— start Task material —

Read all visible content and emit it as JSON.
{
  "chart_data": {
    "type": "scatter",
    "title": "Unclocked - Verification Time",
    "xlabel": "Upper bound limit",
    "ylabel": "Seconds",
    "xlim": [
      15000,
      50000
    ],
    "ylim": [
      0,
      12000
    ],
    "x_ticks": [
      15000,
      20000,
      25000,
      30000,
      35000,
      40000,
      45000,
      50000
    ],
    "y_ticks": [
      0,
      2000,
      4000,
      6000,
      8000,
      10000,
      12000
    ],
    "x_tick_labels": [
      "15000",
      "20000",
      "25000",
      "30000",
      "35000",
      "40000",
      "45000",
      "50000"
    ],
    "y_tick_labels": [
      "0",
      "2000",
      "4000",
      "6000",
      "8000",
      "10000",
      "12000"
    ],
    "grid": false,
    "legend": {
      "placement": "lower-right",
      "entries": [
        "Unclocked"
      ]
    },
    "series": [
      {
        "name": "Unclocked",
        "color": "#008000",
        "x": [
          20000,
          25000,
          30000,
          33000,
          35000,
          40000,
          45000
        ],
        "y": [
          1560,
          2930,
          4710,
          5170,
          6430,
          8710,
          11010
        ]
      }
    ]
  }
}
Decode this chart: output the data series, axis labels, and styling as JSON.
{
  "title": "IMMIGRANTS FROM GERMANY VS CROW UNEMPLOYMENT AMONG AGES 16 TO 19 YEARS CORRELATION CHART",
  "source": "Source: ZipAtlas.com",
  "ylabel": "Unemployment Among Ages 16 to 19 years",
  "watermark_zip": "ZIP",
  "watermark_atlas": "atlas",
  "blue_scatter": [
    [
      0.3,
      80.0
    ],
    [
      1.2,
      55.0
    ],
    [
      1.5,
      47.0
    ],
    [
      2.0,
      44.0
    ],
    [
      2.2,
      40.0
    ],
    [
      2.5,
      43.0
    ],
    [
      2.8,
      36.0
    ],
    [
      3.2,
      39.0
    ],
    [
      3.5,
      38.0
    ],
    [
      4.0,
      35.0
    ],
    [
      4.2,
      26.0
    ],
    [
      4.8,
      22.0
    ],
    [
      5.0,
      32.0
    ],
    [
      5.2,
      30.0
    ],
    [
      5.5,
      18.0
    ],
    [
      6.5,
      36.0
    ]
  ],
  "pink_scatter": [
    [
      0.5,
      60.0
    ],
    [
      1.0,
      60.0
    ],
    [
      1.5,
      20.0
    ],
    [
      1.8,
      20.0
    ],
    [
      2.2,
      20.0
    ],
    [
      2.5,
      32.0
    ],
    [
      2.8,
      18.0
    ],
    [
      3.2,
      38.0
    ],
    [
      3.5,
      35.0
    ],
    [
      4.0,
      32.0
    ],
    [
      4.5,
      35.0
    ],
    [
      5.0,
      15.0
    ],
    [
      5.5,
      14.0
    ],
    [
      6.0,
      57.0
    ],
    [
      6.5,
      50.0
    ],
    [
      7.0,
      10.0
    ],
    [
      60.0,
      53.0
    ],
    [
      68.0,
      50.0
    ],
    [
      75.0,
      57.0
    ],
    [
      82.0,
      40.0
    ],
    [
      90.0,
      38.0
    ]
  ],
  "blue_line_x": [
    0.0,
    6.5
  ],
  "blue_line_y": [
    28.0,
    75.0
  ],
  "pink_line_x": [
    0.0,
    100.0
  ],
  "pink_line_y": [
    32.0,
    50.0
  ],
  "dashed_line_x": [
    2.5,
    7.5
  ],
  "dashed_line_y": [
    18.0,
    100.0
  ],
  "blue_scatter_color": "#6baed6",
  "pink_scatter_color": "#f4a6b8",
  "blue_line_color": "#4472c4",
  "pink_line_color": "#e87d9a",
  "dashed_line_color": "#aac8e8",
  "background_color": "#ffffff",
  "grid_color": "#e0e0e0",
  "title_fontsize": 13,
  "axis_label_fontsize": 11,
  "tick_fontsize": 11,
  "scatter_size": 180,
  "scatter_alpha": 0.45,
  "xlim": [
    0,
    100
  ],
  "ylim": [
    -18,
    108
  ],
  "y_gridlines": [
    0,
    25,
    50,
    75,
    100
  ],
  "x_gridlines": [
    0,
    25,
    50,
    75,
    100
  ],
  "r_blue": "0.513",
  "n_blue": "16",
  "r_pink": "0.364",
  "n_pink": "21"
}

— end Task material —

(What you should do): Return all of the data word for word.

(Output below):
Read all visible content and emit it as JSON.
{
  "chart_data": {
    "type": "scatter",
    "title": "Unclocked - Verification Time",
    "xlabel": "Upper bound limit",
    "ylabel": "Seconds",
    "xlim": [
      15000,
      50000
    ],
    "ylim": [
      0,
      12000
    ],
    "x_ticks": [
      15000,
      20000,
      25000,
      30000,
      35000,
      40000,
      45000,
      50000
    ],
    "y_ticks": [
      0,
      2000,
      4000,
      6000,
      8000,
      10000,
      12000
    ],
    "x_tick_labels": [
      "15000",
      "20000",
      "25000",
      "30000",
      "35000",
      "40000",
      "45000",
      "50000"
    ],
    "y_tick_labels": [
      "0",
      "2000",
      "4000",
      "6000",
      "8000",
      "10000",
      "12000"
    ],
    "grid": false,
    "legend": {
      "placement": "lower-right",
      "entries": [
        "Unclocked"
      ]
    },
    "series": [
      {
        "name": "Unclocked",
        "color": "#008000",
        "x": [
          20000,
          25000,
          30000,
          33000,
          35000,
          40000,
          45000
        ],
        "y": [
          1560,
          2930,
          4710,
          5170,
          6430,
          8710,
          11010
        ]
      }
    ]
  }
}
Decode this chart: output the data series, axis labels, and styling as JSON.
{
  "title": "IMMIGRANTS FROM GERMANY VS CROW UNEMPLOYMENT AMONG AGES 16 TO 19 YEARS CORRELATION CHART",
  "source": "Source: ZipAtlas.com",
  "ylabel": "Unemployment Among Ages 16 to 19 years",
  "watermark_zip": "ZIP",
  "watermark_atlas": "atlas",
  "blue_scatter": [
    [
      0.3,
      80.0
    ],
    [
      1.2,
      55.0
    ],
    [
      1.5,
      47.0
    ],
    [
      2.0,
      44.0
    ],
    [
      2.2,
      40.0
    ],
    [
      2.5,
      43.0
    ],
    [
      2.8,
      36.0
    ],
    [
      3.2,
      39.0
    ],
    [
      3.5,
      38.0
    ],
    [
      4.0,
      35.0
    ],
    [
      4.2,
      26.0
    ],
    [
      4.8,
      22.0
    ],
    [
      5.0,
      32.0
    ],
    [
      5.2,
      30.0
    ],
    [
      5.5,
      18.0
    ],
    [
      6.5,
      36.0
    ]
  ],
  "pink_scatter": [
    [
      0.5,
      60.0
    ],
    [
      1.0,
      60.0
    ],
    [
      1.5,
      20.0
    ],
    [
      1.8,
      20.0
    ],
    [
      2.2,
      20.0
    ],
    [
      2.5,
      32.0
    ],
    [
      2.8,
      18.0
    ],
    [
      3.2,
      38.0
    ],
    [
      3.5,
      35.0
    ],
    [
      4.0,
      32.0
    ],
    [
      4.5,
      35.0
    ],
    [
      5.0,
      15.0
    ],
    [
      5.5,
      14.0
    ],
    [
      6.0,
      57.0
    ],
    [
      6.5,
      50.0
    ],
    [
      7.0,
      10.0
    ],
    [
      60.0,
      53.0
    ],
    [
      68.0,
      50.0
    ],
    [
      75.0,
      57.0
    ],
    [
      82.0,
      40.0
    ],
    [
      90.0,
      38.0
    ]
  ],
  "blue_line_x": [
    0.0,
    6.5
  ],
  "blue_line_y": [
    28.0,
    75.0
  ],
  "pink_line_x": [
    0.0,
    100.0
  ],
  "pink_line_y": [
    32.0,
    50.0
  ],
  "dashed_line_x": [
    2.5,
    7.5
  ],
  "dashed_line_y": [
    18.0,
    100.0
  ],
  "blue_scatter_color": "#6baed6",
  "pink_scatter_color": "#f4a6b8",
  "blue_line_color": "#4472c4",
  "pink_line_color": "#e87d9a",
  "dashed_line_color": "#aac8e8",
  "background_color": "#ffffff",
  "grid_color": "#e0e0e0",
  "title_fontsize": 13,
  "axis_label_fontsize": 11,
  "tick_fontsize": 11,
  "scatter_size": 180,
  "scatter_alpha": 0.45,
  "xlim": [
    0,
    100
  ],
  "ylim": [
    -18,
    108
  ],
  "y_gridlines": [
    0,
    25,
    50,
    75,
    100
  ],
  "x_gridlines": [
    0,
    25,
    50,
    75,
    100
  ],
  "r_blue": "0.513",
  "n_blue": "16",
  "r_pink": "0.364",
  "n_pink": "21"
}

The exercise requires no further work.